# Input for this task start
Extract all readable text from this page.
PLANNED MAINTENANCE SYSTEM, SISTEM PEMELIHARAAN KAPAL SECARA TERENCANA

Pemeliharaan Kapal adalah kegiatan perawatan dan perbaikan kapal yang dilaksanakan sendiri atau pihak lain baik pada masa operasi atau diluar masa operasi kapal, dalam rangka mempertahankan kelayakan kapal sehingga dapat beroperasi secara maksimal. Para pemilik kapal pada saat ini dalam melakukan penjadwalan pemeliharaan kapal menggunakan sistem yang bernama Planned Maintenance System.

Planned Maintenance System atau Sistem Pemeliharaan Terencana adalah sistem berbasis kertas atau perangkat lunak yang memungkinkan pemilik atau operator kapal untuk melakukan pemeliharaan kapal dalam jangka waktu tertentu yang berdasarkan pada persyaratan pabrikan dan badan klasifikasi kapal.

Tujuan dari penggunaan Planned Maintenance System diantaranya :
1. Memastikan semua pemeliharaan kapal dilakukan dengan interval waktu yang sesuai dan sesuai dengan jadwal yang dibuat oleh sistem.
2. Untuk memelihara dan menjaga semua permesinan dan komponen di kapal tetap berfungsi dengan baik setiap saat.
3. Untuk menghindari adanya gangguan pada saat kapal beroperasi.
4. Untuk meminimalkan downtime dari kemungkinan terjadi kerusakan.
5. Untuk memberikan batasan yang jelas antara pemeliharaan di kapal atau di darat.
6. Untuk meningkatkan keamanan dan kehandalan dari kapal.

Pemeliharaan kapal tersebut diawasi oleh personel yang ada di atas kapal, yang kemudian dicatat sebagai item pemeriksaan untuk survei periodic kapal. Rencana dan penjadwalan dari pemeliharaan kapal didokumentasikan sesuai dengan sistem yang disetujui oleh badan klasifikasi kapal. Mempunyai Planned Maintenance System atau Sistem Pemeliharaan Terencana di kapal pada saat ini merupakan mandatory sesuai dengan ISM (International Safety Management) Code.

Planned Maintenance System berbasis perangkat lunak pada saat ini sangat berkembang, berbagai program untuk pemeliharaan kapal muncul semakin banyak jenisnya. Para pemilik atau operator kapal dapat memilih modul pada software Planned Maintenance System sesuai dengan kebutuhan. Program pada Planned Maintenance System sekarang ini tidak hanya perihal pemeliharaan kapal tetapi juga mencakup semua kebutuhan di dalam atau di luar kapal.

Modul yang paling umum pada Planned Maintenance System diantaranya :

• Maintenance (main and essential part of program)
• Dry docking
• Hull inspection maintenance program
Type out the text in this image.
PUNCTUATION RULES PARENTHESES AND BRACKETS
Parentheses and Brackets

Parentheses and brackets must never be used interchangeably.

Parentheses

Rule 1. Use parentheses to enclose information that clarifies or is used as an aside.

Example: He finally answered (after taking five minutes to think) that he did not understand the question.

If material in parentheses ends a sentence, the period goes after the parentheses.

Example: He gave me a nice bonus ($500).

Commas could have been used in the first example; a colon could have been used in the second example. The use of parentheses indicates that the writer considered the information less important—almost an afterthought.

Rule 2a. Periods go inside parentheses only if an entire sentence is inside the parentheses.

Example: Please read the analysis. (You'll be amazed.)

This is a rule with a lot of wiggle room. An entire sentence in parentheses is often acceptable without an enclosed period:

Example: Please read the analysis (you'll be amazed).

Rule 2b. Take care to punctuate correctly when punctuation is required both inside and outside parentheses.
# Input for this task end
Take the line in which "Type out the text in this image." occurs and each subsequent line through the end; give these lines again without alteration.

Type out the text in this image.
PUNCTUATION RULES PARENTHESES AND BRACKETS
Parentheses and Brackets

Parentheses and brackets must never be used interchangeably.

Parentheses

Rule 1. Use parentheses to enclose information that clarifies or is used as an aside.

Example: He finally answered (after taking five minutes to think) that he did not understand the question.

If material in parentheses ends a sentence, the period goes after the parentheses.

Example: He gave me a nice bonus ($500).

Commas could have been used in the first example; a colon could have been used in the second example. The use of parentheses indicates that the writer considered the information less important—almost an afterthought.

Rule 2a. Periods go inside parentheses only if an entire sentence is inside the parentheses.

Example: Please read the analysis. (You'll be amazed.)

This is a rule with a lot of wiggle room. An entire sentence in parentheses is often acceptable without an enclosed period:

Example: Please read the analysis (you'll be amazed).

Rule 2b. Take care to punctuate correctly when punctuation is required both inside and outside parentheses.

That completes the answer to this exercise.